__Supplied information__
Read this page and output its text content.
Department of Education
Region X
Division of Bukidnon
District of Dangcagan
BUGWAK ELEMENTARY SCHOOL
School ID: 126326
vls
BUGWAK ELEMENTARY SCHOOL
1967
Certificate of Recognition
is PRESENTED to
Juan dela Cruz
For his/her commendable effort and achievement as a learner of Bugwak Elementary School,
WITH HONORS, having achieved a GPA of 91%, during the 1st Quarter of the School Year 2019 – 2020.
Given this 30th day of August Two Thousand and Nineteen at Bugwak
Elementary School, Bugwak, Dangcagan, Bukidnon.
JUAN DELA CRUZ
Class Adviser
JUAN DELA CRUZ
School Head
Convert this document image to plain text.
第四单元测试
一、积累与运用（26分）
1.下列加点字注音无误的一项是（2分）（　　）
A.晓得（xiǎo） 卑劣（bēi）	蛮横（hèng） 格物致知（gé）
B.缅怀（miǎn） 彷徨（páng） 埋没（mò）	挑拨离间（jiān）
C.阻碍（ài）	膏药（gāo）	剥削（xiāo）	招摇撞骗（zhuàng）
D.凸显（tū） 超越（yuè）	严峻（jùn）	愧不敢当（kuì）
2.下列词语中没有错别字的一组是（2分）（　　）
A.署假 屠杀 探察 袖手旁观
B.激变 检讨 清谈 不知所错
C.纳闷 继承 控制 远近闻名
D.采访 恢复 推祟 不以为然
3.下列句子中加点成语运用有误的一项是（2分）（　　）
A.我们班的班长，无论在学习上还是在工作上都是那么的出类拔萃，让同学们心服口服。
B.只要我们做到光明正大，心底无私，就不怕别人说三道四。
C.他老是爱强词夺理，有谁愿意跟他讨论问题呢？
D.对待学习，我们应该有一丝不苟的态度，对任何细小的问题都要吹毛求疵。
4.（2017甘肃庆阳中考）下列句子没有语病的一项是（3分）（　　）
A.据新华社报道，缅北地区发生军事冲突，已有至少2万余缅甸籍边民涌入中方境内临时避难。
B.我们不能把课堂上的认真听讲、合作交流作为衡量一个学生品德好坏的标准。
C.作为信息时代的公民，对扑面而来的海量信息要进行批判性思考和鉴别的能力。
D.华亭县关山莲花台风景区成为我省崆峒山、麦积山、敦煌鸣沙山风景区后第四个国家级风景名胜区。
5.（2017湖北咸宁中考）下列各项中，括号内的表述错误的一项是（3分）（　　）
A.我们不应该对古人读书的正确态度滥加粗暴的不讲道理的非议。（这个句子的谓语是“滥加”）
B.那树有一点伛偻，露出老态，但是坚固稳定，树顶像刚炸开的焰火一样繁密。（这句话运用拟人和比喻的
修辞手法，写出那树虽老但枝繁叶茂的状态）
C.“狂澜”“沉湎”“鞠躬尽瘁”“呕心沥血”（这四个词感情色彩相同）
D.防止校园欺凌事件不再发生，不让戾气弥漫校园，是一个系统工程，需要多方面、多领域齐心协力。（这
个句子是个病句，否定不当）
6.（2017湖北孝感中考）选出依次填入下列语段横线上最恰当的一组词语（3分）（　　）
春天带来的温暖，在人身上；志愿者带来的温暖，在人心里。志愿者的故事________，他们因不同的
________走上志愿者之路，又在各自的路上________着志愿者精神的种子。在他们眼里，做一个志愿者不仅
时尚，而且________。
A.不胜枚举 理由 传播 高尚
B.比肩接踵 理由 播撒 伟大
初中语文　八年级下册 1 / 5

__Goal__
From the records above, extract every entry verbatim.

__Solution for this exercise__
Read this page and output its text content.
Department of Education
Region X
Division of Bukidnon
District of Dangcagan
BUGWAK ELEMENTARY SCHOOL
School ID: 126326
vls
BUGWAK ELEMENTARY SCHOOL
1967
Certificate of Recognition
is PRESENTED to
Juan dela Cruz
For his/her commendable effort and achievement as a learner of Bugwak Elementary School,
WITH HONORS, having achieved a GPA of 91%, during the 1st Quarter of the School Year 2019 – 2020.
Given this 30th day of August Two Thousand and Nineteen at Bugwak
Elementary School, Bugwak, Dangcagan, Bukidnon.
JUAN DELA CRUZ
Class Adviser
JUAN DELA CRUZ
School Head
Convert this document image to plain text.
第四单元测试
一、积累与运用（26分）
1.下列加点字注音无误的一项是（2分）（　　）
A.晓得（xiǎo） 卑劣（bēi）	蛮横（hèng） 格物致知（gé）
B.缅怀（miǎn） 彷徨（páng） 埋没（mò）	挑拨离间（jiān）
C.阻碍（ài）	膏药（gāo）	剥削（xiāo）	招摇撞骗（zhuàng）
D.凸显（tū） 超越（yuè）	严峻（jùn）	愧不敢当（kuì）
2.下列词语中没有错别字的一组是（2分）（　　）
A.署假 屠杀 探察 袖手旁观
B.激变 检讨 清谈 不知所错
C.纳闷 继承 控制 远近闻名
D.采访 恢复 推祟 不以为然
3.下列句子中加点成语运用有误的一项是（2分）（　　）
A.我们班的班长，无论在学习上还是在工作上都是那么的出类拔萃，让同学们心服口服。
B.只要我们做到光明正大，心底无私，就不怕别人说三道四。
C.他老是爱强词夺理，有谁愿意跟他讨论问题呢？
D.对待学习，我们应该有一丝不苟的态度，对任何细小的问题都要吹毛求疵。
4.（2017甘肃庆阳中考）下列句子没有语病的一项是（3分）（　　）
A.据新华社报道，缅北地区发生军事冲突，已有至少2万余缅甸籍边民涌入中方境内临时避难。
B.我们不能把课堂上的认真听讲、合作交流作为衡量一个学生品德好坏的标准。
C.作为信息时代的公民，对扑面而来的海量信息要进行批判性思考和鉴别的能力。
D.华亭县关山莲花台风景区成为我省崆峒山、麦积山、敦煌鸣沙山风景区后第四个国家级风景名胜区。
5.（2017湖北咸宁中考）下列各项中，括号内的表述错误的一项是（3分）（　　）
A.我们不应该对古人读书的正确态度滥加粗暴的不讲道理的非议。（这个句子的谓语是“滥加”）
B.那树有一点伛偻，露出老态，但是坚固稳定，树顶像刚炸开的焰火一样繁密。（这句话运用拟人和比喻的
修辞手法，写出那树虽老但枝繁叶茂的状态）
C.“狂澜”“沉湎”“鞠躬尽瘁”“呕心沥血”（这四个词感情色彩相同）
D.防止校园欺凌事件不再发生，不让戾气弥漫校园，是一个系统工程，需要多方面、多领域齐心协力。（这
个句子是个病句，否定不当）
6.（2017湖北孝感中考）选出依次填入下列语段横线上最恰当的一组词语（3分）（　　）
春天带来的温暖，在人身上；志愿者带来的温暖，在人心里。志愿者的故事________，他们因不同的
________走上志愿者之路，又在各自的路上________着志愿者精神的种子。在他们眼里，做一个志愿者不仅
时尚，而且________。
A.不胜枚举 理由 传播 高尚
B.比肩接踵 理由 播撒 伟大
初中语文　八年级下册 1 / 5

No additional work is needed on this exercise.